> **WHAT IS BEING ASKED**:
Write out everything in the listing below, from the start down to the line containing "database-version-options: 8.0 5.7", including both ends.

> **Records from a collection**:
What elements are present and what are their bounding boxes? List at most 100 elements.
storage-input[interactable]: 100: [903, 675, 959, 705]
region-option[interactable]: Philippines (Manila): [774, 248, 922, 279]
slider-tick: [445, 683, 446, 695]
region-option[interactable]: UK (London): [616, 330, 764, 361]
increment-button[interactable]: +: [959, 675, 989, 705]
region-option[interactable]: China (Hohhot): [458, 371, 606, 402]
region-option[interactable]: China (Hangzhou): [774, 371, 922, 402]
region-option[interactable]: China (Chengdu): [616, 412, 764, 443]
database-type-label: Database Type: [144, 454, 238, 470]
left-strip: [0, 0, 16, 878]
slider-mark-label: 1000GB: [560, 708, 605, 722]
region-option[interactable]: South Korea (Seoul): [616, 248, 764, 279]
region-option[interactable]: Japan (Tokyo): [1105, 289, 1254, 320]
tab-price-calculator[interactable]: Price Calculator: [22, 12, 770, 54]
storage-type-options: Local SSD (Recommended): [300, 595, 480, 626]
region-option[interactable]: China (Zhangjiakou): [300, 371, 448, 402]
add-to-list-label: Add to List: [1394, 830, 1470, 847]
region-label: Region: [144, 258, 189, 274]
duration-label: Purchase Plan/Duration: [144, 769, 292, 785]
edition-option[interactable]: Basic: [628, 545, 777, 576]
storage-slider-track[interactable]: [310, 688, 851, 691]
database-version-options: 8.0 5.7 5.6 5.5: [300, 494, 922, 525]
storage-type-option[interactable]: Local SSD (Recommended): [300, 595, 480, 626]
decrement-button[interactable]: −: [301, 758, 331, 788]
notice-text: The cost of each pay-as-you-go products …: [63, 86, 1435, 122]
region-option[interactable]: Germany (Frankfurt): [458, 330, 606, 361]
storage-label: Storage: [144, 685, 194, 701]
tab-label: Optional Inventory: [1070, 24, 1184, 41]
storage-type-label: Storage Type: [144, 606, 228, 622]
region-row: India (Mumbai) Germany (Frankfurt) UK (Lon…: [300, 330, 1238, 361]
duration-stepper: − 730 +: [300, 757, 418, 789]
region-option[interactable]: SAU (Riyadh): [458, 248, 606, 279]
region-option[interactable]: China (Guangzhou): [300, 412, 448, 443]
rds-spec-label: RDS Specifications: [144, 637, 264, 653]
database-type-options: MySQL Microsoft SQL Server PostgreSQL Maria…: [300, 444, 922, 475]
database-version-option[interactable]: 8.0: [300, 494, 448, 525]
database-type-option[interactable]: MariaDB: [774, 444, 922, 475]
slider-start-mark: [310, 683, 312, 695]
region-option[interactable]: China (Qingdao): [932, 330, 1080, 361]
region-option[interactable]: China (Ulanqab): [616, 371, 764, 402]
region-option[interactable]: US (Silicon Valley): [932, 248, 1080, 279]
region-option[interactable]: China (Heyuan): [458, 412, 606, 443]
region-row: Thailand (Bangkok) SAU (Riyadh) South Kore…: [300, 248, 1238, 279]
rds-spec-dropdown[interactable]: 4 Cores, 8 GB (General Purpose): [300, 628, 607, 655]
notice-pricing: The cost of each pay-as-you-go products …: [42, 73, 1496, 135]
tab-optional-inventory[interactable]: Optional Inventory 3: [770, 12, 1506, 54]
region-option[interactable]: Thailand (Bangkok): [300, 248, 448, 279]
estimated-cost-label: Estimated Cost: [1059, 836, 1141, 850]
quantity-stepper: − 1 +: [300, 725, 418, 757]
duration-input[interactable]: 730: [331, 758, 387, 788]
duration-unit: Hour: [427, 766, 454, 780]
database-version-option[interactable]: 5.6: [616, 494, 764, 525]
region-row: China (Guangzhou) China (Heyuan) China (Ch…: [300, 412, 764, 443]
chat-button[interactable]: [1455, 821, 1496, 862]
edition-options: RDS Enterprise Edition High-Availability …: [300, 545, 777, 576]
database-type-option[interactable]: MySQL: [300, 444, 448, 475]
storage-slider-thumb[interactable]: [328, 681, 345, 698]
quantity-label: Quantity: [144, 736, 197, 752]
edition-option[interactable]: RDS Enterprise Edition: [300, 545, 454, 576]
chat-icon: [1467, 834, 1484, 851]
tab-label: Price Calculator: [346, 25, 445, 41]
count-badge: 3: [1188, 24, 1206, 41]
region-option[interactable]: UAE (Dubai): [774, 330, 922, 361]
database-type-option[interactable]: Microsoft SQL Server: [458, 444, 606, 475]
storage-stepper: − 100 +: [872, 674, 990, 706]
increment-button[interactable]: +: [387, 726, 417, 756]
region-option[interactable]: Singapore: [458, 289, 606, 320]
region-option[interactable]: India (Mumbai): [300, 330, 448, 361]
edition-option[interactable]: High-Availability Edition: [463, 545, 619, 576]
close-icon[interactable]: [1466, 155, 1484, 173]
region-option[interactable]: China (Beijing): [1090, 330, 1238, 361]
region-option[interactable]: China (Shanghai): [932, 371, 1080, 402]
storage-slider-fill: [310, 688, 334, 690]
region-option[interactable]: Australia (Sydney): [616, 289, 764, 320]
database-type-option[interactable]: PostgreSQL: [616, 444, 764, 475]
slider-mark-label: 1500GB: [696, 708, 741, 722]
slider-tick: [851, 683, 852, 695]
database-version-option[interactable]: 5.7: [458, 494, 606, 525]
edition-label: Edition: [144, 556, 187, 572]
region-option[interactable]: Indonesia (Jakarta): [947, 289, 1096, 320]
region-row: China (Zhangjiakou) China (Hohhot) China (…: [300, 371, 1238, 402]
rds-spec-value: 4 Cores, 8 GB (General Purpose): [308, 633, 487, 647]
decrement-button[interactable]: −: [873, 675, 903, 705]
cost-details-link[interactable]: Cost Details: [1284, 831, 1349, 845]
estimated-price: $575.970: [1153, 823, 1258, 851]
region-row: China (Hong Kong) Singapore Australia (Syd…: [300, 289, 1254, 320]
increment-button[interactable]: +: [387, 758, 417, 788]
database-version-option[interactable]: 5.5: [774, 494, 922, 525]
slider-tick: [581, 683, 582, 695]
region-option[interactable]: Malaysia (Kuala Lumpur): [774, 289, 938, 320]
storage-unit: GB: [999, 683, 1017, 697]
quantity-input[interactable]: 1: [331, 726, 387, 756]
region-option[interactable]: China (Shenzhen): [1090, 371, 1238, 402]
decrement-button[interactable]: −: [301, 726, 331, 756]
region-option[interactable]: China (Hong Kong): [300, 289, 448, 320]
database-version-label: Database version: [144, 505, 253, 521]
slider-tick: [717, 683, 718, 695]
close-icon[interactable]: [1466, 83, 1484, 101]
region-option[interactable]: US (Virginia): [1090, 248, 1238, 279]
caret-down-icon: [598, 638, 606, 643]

> **COMPLETE RESPONSE**:
What elements are present and what are their bounding boxes? List at most 100 elements.
storage-input[interactable]: 100: [903, 675, 959, 705]
region-option[interactable]: Philippines (Manila): [774, 248, 922, 279]
slider-tick: [445, 683, 446, 695]
region-option[interactable]: UK (London): [616, 330, 764, 361]
increment-button[interactable]: +: [959, 675, 989, 705]
region-option[interactable]: China (Hohhot): [458, 371, 606, 402]
region-option[interactable]: China (Hangzhou): [774, 371, 922, 402]
region-option[interactable]: China (Chengdu): [616, 412, 764, 443]
database-type-label: Database Type: [144, 454, 238, 470]
left-strip: [0, 0, 16, 878]
slider-mark-label: 1000GB: [560, 708, 605, 722]
region-option[interactable]: South Korea (Seoul): [616, 248, 764, 279]
region-option[interactable]: Japan (Tokyo): [1105, 289, 1254, 320]
tab-price-calculator[interactable]: Price Calculator: [22, 12, 770, 54]
storage-type-options: Local SSD (Recommended): [300, 595, 480, 626]
region-option[interactable]: China (Zhangjiakou): [300, 371, 448, 402]
add-to-list-label: Add to List: [1394, 830, 1470, 847]
region-label: Region: [144, 258, 189, 274]
duration-label: Purchase Plan/Duration: [144, 769, 292, 785]
edition-option[interactable]: Basic: [628, 545, 777, 576]
storage-slider-track[interactable]: [310, 688, 851, 691]
database-version-options: 8.0 5.7 5.6 5.5: [300, 494, 922, 525]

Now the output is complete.